>>
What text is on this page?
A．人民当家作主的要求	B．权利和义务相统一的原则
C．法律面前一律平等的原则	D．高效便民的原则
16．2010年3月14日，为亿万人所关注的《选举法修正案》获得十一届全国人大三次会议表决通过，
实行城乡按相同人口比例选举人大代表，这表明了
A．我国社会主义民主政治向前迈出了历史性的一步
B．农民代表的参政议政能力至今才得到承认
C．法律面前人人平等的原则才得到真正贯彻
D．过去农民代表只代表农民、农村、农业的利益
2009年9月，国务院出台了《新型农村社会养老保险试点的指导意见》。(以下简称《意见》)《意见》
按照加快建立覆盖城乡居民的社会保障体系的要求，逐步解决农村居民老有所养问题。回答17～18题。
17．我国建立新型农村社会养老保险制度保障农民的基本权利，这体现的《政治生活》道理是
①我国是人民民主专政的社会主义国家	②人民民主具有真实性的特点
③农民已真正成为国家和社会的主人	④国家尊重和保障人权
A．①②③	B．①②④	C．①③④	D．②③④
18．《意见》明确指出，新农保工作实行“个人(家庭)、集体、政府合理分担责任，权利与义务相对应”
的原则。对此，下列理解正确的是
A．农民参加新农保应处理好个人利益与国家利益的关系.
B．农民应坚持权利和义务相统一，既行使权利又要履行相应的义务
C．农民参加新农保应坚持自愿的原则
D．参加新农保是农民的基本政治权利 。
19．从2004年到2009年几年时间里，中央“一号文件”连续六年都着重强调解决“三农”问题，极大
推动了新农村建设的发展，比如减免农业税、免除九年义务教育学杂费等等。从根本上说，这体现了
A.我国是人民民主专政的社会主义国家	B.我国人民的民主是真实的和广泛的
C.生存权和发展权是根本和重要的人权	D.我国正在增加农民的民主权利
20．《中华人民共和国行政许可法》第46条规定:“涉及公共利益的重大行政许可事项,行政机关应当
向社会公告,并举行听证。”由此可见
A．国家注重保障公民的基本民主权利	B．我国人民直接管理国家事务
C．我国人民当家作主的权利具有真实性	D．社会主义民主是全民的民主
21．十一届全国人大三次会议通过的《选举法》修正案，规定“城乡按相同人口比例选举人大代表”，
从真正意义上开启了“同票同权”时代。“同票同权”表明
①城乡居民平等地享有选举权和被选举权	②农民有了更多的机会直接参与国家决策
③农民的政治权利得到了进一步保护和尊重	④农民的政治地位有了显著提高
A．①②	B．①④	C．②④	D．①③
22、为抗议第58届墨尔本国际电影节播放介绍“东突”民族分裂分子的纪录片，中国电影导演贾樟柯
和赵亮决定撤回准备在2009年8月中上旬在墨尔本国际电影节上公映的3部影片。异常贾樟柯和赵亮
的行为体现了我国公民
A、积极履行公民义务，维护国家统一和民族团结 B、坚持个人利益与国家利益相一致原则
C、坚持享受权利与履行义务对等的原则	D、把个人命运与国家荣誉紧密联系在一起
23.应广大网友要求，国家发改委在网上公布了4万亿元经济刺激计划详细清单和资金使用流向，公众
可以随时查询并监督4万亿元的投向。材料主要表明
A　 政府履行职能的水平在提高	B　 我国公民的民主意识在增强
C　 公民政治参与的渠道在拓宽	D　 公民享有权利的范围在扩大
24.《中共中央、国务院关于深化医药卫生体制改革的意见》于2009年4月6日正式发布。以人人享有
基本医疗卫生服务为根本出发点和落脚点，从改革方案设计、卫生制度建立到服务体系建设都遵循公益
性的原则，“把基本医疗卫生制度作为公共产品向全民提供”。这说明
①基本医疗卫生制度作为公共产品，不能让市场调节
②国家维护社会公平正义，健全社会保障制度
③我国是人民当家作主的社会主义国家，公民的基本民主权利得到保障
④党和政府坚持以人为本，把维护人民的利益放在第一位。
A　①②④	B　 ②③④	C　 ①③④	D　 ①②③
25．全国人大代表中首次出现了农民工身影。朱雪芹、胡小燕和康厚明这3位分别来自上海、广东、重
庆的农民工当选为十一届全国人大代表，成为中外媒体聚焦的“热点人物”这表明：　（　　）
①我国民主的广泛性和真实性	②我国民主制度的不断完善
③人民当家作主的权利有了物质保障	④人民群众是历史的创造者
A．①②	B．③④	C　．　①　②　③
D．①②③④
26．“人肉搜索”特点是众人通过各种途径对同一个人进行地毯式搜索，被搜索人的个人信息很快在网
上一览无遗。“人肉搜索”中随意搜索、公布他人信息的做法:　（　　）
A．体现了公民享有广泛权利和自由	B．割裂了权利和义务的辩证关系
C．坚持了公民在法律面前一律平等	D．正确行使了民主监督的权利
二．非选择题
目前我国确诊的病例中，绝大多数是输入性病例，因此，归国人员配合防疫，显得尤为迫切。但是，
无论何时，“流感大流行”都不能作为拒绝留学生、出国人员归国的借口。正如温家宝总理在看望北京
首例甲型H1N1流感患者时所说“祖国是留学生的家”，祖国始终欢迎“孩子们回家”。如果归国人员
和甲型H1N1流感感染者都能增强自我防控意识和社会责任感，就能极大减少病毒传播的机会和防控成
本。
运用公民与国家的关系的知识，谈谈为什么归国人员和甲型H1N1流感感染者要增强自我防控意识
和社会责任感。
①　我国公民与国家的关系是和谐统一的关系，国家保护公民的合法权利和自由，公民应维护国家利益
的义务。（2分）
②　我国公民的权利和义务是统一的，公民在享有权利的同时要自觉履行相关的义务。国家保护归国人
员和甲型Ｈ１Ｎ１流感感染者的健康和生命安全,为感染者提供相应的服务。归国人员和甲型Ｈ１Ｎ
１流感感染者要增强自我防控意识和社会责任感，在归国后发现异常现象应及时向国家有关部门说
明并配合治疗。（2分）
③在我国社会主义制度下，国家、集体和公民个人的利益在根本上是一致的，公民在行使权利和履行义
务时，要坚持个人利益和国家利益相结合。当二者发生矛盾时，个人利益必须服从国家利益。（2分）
<<
### Request
Take the listing above and set it down exactly.

### Answer to this problem
What text is on this page?
A．人民当家作主的要求	B．权利和义务相统一的原则
C．法律面前一律平等的原则	D．高效便民的原则
16．2010年3月14日，为亿万人所关注的《选举法修正案》获得十一届全国人大三次会议表决通过，
实行城乡按相同人口比例选举人大代表，这表明了
A．我国社会主义民主政治向前迈出了历史性的一步
B．农民代表的参政议政能力至今才得到承认
C．法律面前人人平等的原则才得到真正贯彻
D．过去农民代表只代表农民、农村、农业的利益
2009年9月，国务院出台了《新型农村社会养老保险试点的指导意见》。(以下简称《意见》)《意见》
按照加快建立覆盖城乡居民的社会保障体系的要求，逐步解决农村居民老有所养问题。回答17～18题。
17．我国建立新型农村社会养老保险制度保障农民的基本权利，这体现的《政治生活》道理是
①我国是人民民主专政的社会主义国家	②人民民主具有真实性的特点
③农民已真正成为国家和社会的主人	④国家尊重和保障人权
A．①②③	B．①②④	C．①③④	D．②③④
18．《意见》明确指出，新农保工作实行“个人(家庭)、集体、政府合理分担责任，权利与义务相对应”
的原则。对此，下列理解正确的是
A．农民参加新农保应处理好个人利益与国家利益的关系.
B．农民应坚持权利和义务相统一，既行使权利又要履行相应的义务
C．农民参加新农保应坚持自愿的原则
D．参加新农保是农民的基本政治权利 。
19．从2004年到2009年几年时间里，中央“一号文件”连续六年都着重强调解决“三农”问题，极大
推动了新农村建设的发展，比如减免农业税、免除九年义务教育学杂费等等。从根本上说，这体现了
A.我国是人民民主专政的社会主义国家	B.我国人民的民主是真实的和广泛的
C.生存权和发展权是根本和重要的人权	D.我国正在增加农民的民主权利
20．《中华人民共和国行政许可法》第46条规定:“涉及公共利益的重大行政许可事项,行政机关应当
向社会公告,并举行听证。”由此可见
A．国家注重保障公民的基本民主权利	B．我国人民直接管理国家事务
C．我国人民当家作主的权利具有真实性	D．社会主义民主是全民的民主
21．十一届全国人大三次会议通过的《选举法》修正案，规定“城乡按相同人口比例选举人大代表”，
从真正意义上开启了“同票同权”时代。“同票同权”表明
①城乡居民平等地享有选举权和被选举权	②农民有了更多的机会直接参与国家决策
③农民的政治权利得到了进一步保护和尊重	④农民的政治地位有了显著提高
A．①②	B．①④	C．②④	D．①③
22、为抗议第58届墨尔本国际电影节播放介绍“东突”民族分裂分子的纪录片，中国电影导演贾樟柯
和赵亮决定撤回准备在2009年8月中上旬在墨尔本国际电影节上公映的3部影片。异常贾樟柯和赵亮
的行为体现了我国公民
A、积极履行公民义务，维护国家统一和民族团结 B、坚持个人利益与国家利益相一致原则
C、坚持享受权利与履行义务对等的原则	D、把个人命运与国家荣誉紧密联系在一起
23.应广大网友要求，国家发改委在网上公布了4万亿元经济刺激计划详细清单和资金使用流向，公众
可以随时查询并监督4万亿元的投向。材料主要表明
A　 政府履行职能的水平在提高	B　 我国公民的民主意识在增强
C　 公民政治参与的渠道在拓宽	D　 公民享有权利的范围在扩大
24.《中共中央、国务院关于深化医药卫生体制改革的意见》于2009年4月6日正式发布。以人人享有
基本医疗卫生服务为根本出发点和落脚点，从改革方案设计、卫生制度建立到服务体系建设都遵循公益
性的原则，“把基本医疗卫生制度作为公共产品向全民提供”。这说明
①基本医疗卫生制度作为公共产品，不能让市场调节
②国家维护社会公平正义，健全社会保障制度
③我国是人民当家作主的社会主义国家，公民的基本民主权利得到保障
④党和政府坚持以人为本，把维护人民的利益放在第一位。
A　①②④	B　 ②③④	C　 ①③④	D　 ①②③
25．全国人大代表中首次出现了农民工身影。朱雪芹、胡小燕和康厚明这3位分别来自上海、广东、重
庆的农民工当选为十一届全国人大代表，成为中外媒体聚焦的“热点人物”这表明：　（　　）
①我国民主的广泛性和真实性	②我国民主制度的不断完善
③人民当家作主的权利有了物质保障	④人民群众是历史的创造者
A．①②	B．③④	C　．　①　②　③
D．①②③④
26．“人肉搜索”特点是众人通过各种途径对同一个人进行地毯式搜索，被搜索人的个人信息很快在网
上一览无遗。“人肉搜索”中随意搜索、公布他人信息的做法:　（　　）
A．体现了公民享有广泛权利和自由	B．割裂了权利和义务的辩证关系
C．坚持了公民在法律面前一律平等	D．正确行使了民主监督的权利
二．非选择题
目前我国确诊的病例中，绝大多数是输入性病例，因此，归国人员配合防疫，显得尤为迫切。但是，
无论何时，“流感大流行”都不能作为拒绝留学生、出国人员归国的借口。正如温家宝总理在看望北京
首例甲型H1N1流感患者时所说“祖国是留学生的家”，祖国始终欢迎“孩子们回家”。如果归国人员
和甲型H1N1流感感染者都能增强自我防控意识和社会责任感，就能极大减少病毒传播的机会和防控成
本。
运用公民与国家的关系的知识，谈谈为什么归国人员和甲型H1N1流感感染者要增强自我防控意识
和社会责任感。
①　我国公民与国家的关系是和谐统一的关系，国家保护公民的合法权利和自由，公民应维护国家利益
的义务。（2分）
②　我国公民的权利和义务是统一的，公民在享有权利的同时要自觉履行相关的义务。国家保护归国人
员和甲型Ｈ１Ｎ１流感感染者的健康和生命安全,为感染者提供相应的服务。归国人员和甲型Ｈ１Ｎ
１流感感染者要增强自我防控意识和社会责任感，在归国后发现异常现象应及时向国家有关部门说
明并配合治疗。（2分）
③在我国社会主义制度下，国家、集体和公民个人的利益在根本上是一致的，公民在行使权利和履行义
务时，要坚持个人利益和国家利益相结合。当二者发生矛盾时，个人利益必须服从国家利益。（2分）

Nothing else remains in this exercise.